[Chart and figure data]
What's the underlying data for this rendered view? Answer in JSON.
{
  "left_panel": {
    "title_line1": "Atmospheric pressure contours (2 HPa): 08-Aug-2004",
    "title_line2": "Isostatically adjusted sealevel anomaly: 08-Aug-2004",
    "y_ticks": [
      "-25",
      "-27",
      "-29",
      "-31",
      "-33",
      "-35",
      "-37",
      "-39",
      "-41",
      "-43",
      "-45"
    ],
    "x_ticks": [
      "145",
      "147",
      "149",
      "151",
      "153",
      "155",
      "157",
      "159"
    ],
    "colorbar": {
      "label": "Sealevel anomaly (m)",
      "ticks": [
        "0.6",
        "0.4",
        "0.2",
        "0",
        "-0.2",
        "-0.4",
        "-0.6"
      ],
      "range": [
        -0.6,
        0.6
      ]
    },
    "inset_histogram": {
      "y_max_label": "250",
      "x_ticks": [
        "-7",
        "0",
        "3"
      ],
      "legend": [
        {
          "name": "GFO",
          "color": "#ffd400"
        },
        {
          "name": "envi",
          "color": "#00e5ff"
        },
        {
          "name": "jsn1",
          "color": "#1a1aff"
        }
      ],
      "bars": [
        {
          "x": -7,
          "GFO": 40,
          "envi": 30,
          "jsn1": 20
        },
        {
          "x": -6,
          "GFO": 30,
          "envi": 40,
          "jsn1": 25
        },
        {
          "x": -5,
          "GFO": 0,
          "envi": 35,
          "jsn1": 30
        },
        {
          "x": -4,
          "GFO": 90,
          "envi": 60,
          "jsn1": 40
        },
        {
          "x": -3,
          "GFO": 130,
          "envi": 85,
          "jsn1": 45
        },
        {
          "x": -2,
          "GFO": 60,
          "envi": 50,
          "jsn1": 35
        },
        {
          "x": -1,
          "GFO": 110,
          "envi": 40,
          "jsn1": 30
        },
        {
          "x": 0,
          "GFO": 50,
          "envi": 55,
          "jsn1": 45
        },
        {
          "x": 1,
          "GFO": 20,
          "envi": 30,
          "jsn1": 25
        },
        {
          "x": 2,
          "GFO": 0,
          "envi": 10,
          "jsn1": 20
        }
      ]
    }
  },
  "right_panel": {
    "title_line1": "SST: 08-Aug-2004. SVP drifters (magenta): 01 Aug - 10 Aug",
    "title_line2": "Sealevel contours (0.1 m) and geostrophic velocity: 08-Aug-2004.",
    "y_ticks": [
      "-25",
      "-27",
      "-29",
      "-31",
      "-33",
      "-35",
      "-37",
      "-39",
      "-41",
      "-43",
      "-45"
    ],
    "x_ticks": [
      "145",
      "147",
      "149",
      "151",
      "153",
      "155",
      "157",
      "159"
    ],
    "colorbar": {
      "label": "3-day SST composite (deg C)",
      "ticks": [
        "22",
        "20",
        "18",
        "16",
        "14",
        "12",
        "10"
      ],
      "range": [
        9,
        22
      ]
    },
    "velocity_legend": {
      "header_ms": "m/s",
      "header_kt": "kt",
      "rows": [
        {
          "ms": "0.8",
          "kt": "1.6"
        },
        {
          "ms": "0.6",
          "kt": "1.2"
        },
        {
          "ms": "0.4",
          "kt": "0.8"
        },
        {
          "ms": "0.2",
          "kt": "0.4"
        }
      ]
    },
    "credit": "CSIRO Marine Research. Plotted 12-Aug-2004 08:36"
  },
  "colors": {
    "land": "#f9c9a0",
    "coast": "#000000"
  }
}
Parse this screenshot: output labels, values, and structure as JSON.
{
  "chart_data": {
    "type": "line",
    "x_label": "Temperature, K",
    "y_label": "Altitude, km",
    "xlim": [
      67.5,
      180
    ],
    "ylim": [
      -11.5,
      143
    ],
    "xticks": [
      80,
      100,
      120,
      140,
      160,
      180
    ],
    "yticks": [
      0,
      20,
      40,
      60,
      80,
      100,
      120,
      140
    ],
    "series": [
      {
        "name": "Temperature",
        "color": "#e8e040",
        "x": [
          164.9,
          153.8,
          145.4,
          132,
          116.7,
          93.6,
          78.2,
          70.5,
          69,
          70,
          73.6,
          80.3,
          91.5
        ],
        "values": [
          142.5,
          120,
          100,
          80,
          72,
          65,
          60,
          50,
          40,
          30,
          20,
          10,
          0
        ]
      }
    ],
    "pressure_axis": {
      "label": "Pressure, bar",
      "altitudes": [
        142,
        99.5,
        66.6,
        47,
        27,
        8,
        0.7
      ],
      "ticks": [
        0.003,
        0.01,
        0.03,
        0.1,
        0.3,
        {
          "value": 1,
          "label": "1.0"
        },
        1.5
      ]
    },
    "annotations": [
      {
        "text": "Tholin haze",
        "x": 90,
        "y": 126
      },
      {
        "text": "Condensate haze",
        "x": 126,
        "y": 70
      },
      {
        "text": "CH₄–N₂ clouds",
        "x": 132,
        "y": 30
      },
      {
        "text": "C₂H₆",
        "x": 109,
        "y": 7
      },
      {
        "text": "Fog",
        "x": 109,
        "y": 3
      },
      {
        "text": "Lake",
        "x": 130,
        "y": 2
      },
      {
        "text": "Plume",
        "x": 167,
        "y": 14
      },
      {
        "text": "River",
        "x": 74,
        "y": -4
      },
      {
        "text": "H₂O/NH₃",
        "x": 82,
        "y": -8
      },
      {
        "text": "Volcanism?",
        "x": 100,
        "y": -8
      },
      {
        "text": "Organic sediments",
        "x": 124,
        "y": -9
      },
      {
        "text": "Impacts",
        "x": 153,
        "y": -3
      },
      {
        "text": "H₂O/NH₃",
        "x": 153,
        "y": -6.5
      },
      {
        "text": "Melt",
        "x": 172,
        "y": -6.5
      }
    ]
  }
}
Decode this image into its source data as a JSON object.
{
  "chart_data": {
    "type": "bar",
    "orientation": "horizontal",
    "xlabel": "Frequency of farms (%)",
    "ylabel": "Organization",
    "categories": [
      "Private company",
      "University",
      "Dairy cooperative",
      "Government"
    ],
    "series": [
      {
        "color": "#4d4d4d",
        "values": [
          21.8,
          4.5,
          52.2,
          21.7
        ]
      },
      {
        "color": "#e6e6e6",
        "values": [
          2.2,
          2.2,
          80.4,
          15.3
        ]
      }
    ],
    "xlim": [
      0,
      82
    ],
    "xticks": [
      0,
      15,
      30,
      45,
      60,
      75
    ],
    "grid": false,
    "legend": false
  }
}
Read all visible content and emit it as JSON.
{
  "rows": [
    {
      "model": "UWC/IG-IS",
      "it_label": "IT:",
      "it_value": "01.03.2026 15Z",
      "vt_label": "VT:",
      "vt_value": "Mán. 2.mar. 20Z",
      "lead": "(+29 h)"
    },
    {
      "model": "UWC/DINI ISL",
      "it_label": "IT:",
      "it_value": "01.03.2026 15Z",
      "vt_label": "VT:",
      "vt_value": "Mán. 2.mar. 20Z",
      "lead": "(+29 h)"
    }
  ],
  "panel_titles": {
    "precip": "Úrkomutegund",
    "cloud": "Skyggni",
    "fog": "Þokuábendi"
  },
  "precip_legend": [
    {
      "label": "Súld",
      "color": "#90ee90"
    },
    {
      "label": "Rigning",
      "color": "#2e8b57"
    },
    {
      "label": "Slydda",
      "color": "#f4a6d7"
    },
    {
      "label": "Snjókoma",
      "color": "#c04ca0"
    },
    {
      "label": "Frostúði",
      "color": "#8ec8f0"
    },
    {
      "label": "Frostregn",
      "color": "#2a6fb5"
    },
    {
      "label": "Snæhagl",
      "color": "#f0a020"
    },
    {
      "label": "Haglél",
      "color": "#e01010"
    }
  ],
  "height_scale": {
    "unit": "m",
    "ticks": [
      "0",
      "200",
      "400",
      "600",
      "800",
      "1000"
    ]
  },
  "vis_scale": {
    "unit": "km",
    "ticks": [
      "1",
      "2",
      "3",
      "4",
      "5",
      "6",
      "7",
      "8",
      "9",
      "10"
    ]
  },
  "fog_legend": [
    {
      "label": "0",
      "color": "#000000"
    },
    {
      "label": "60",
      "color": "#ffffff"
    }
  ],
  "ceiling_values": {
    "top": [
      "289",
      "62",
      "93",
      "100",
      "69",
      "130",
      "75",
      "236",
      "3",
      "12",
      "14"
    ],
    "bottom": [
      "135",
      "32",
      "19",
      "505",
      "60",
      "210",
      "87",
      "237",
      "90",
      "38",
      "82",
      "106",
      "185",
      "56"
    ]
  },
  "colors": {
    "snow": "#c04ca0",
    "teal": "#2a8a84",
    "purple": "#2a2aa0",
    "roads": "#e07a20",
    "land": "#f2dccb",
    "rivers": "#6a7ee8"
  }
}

• Exercise: Find all lines where the word "this" appears. Copy them.

• Exercise output:
What's the underlying data for this rendered view? Answer in JSON.
Parse this screenshot: output labels, values, and structure as JSON.
Decode this image into its source data as a JSON object.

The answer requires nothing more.